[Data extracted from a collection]
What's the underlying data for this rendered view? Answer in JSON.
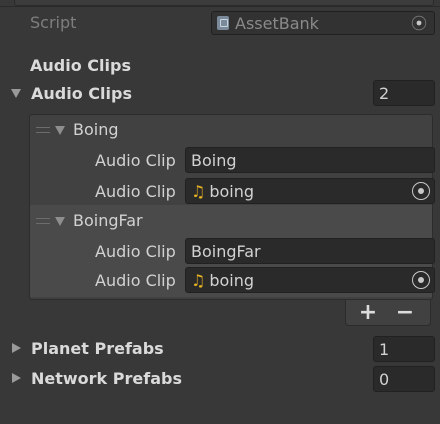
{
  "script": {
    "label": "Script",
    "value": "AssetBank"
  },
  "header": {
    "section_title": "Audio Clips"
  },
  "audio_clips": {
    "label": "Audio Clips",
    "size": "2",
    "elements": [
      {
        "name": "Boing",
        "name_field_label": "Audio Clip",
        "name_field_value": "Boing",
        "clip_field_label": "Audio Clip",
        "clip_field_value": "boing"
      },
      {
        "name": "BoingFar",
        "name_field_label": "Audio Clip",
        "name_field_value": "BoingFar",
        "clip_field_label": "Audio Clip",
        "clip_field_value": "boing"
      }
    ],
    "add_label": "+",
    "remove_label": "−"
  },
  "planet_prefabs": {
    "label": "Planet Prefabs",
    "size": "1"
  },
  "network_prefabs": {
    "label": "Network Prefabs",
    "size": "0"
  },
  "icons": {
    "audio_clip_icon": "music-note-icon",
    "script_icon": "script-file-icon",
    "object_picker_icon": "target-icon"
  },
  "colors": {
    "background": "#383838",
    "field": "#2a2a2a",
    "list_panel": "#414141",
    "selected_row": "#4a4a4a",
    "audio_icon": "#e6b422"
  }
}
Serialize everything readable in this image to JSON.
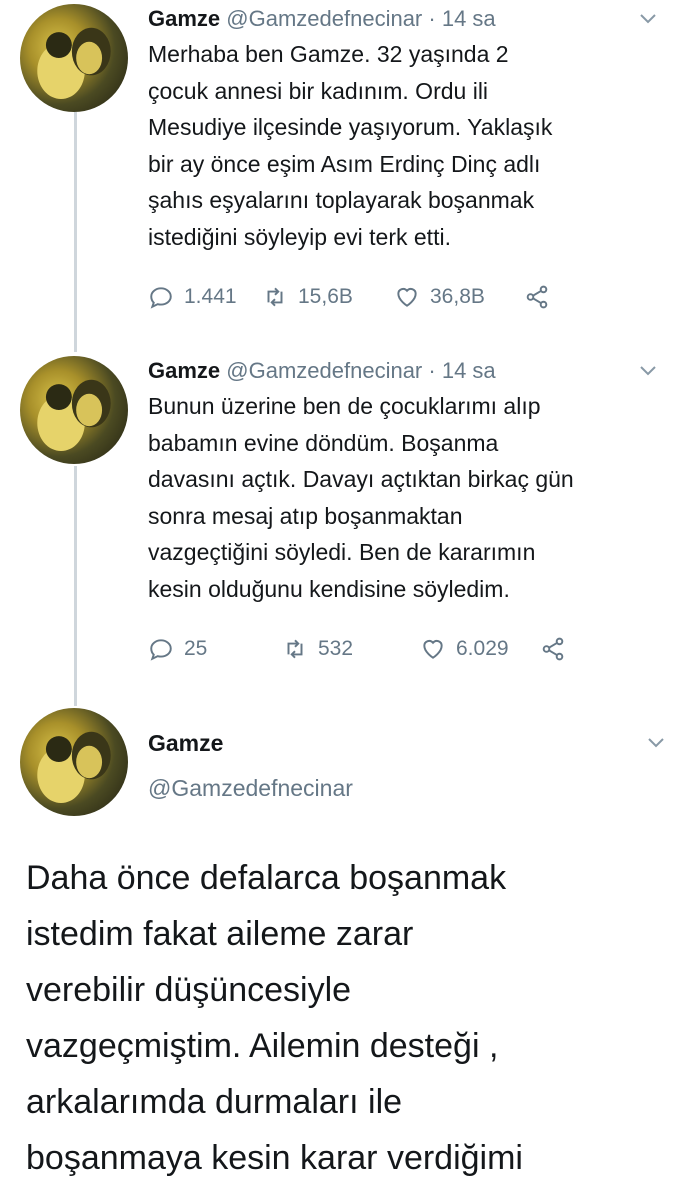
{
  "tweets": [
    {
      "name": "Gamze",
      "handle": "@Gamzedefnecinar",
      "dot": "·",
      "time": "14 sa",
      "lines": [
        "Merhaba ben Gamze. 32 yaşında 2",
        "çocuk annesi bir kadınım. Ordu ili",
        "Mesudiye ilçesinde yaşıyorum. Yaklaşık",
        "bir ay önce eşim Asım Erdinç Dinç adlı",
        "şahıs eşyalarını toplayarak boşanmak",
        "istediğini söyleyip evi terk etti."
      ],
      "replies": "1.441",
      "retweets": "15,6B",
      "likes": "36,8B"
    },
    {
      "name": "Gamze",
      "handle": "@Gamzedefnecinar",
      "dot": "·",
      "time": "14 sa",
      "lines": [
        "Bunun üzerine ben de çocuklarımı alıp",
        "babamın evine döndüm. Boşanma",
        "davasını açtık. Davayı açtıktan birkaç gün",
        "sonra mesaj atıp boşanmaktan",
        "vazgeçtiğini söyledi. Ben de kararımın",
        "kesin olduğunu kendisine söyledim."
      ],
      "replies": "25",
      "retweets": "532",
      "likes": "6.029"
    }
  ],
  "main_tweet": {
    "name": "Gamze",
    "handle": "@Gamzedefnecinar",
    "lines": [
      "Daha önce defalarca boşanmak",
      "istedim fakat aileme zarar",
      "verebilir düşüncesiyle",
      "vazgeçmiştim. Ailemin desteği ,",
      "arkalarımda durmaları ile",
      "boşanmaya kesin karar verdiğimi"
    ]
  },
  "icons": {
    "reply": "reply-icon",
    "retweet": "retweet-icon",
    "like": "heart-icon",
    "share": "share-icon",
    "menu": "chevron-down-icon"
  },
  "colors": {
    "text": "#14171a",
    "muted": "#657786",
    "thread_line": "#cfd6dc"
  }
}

> [STATED EXERCISE] Will you set down the records word for word while leaving out every picture?

> [THE RESPONSE]
What's the underlying data for this rendered view? Answer in JSON.
{
  "script": {
    "label": "Script",
    "value": "AssetBank"
  },
  "header": {
    "section_title": "Audio Clips"
  },
  "audio_clips": {
    "label": "Audio Clips",
    "size": "2",
    "elements": [
      {
        "name": "Boing",
        "name_field_label": "Audio Clip",
        "name_field_value": "Boing",
        "clip_field_label": "Audio Clip",
        "clip_field_value": "boing"
      },
      {
        "name": "BoingFar",
        "name_field_label": "Audio Clip",
        "name_field_value": "BoingFar",
        "clip_field_label": "Audio Clip",
        "clip_field_value": "boing"
      }
    ],
    "add_label": "+",
    "remove_label": "−"
  },
  "planet_prefabs": {
    "label": "Planet Prefabs",
    "size": "1"
  },
  "network_prefabs": {
    "label": "Network Prefabs",
    "size": "0"
  },
  "icons": {
    "audio_clip_icon": "music-note-icon",
    "script_icon": "script-file-icon",
    "object_picker_icon": "target-icon"
  },
  "colors": {
    "background": "#383838",
    "field": "#2a2a2a",
    "list_panel": "#414141",
    "selected_row": "#4a4a4a",
    "audio_icon": "#e6b422"
  }
}
Serialize everything readable in this image to JSON.
{
  "tweets": [
    {
      "name": "Gamze",
      "handle": "@Gamzedefnecinar",
      "dot": "·",
      "time": "14 sa",
      "lines": [
        "Merhaba ben Gamze. 32 yaşında 2",
        "çocuk annesi bir kadınım. Ordu ili",
        "Mesudiye ilçesinde yaşıyorum. Yaklaşık",
        "bir ay önce eşim Asım Erdinç Dinç adlı",
        "şahıs eşyalarını toplayarak boşanmak",
        "istediğini söyleyip evi terk etti."
      ],
      "replies": "1.441",
      "retweets": "15,6B",
      "likes": "36,8B"
    },
    {
      "name": "Gamze",
      "handle": "@Gamzedefnecinar",
      "dot": "·",
      "time": "14 sa",
      "lines": [
        "Bunun üzerine ben de çocuklarımı alıp",
        "babamın evine döndüm. Boşanma",
        "davasını açtık. Davayı açtıktan birkaç gün",
        "sonra mesaj atıp boşanmaktan",
        "vazgeçtiğini söyledi. Ben de kararımın",
        "kesin olduğunu kendisine söyledim."
      ],
      "replies": "25",
      "retweets": "532",
      "likes": "6.029"
    }
  ],
  "main_tweet": {
    "name": "Gamze",
    "handle": "@Gamzedefnecinar",
    "lines": [
      "Daha önce defalarca boşanmak",
      "istedim fakat aileme zarar",
      "verebilir düşüncesiyle",
      "vazgeçmiştim. Ailemin desteği ,",
      "arkalarımda durmaları ile",
      "boşanmaya kesin karar verdiğimi"
    ]
  },
  "icons": {
    "reply": "reply-icon",
    "retweet": "retweet-icon",
    "like": "heart-icon",
    "share": "share-icon",
    "menu": "chevron-down-icon"
  },
  "colors": {
    "text": "#14171a",
    "muted": "#657786",
    "thread_line": "#cfd6dc"
  }
}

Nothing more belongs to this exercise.